Task prompt: Lift every line from the entries that includes the word "GABINETTO".

Dataset entries:

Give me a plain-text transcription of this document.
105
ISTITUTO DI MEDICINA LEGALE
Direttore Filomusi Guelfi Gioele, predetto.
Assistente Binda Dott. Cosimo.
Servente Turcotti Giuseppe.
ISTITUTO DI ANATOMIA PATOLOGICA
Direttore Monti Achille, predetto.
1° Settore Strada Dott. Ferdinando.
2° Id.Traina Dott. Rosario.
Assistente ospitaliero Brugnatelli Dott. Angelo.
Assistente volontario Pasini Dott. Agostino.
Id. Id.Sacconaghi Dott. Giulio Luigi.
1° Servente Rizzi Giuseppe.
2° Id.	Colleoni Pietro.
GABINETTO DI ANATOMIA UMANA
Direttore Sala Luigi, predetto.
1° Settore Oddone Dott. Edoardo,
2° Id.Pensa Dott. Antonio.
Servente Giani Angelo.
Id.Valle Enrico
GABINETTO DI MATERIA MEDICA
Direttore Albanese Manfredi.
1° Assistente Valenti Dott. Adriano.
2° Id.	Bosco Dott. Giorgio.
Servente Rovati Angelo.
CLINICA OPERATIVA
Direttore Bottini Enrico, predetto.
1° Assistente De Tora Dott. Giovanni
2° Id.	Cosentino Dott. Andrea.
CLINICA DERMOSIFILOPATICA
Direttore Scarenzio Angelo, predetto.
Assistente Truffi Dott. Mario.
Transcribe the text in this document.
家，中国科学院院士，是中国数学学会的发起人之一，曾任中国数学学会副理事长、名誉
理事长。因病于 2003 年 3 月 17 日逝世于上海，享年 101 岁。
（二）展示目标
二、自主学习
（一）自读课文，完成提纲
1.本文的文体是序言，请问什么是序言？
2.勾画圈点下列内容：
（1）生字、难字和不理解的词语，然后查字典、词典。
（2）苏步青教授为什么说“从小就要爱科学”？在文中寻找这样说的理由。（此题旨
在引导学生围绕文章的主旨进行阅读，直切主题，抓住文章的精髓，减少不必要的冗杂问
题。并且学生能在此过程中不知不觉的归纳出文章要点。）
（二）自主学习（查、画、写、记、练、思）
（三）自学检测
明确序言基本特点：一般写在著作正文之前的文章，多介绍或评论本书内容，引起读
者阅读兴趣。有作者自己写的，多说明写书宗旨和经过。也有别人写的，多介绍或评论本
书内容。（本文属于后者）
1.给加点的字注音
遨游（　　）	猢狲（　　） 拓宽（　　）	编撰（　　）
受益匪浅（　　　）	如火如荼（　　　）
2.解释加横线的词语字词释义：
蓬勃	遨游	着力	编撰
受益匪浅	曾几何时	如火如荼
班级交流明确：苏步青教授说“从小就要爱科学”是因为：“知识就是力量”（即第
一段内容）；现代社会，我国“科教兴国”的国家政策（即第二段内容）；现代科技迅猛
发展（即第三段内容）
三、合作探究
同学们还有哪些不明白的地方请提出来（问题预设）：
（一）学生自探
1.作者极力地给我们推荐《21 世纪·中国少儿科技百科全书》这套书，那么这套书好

Completed exercise:
GABINETTO DI ANATOMIA UMANA
GABINETTO DI MATERIA MEDICA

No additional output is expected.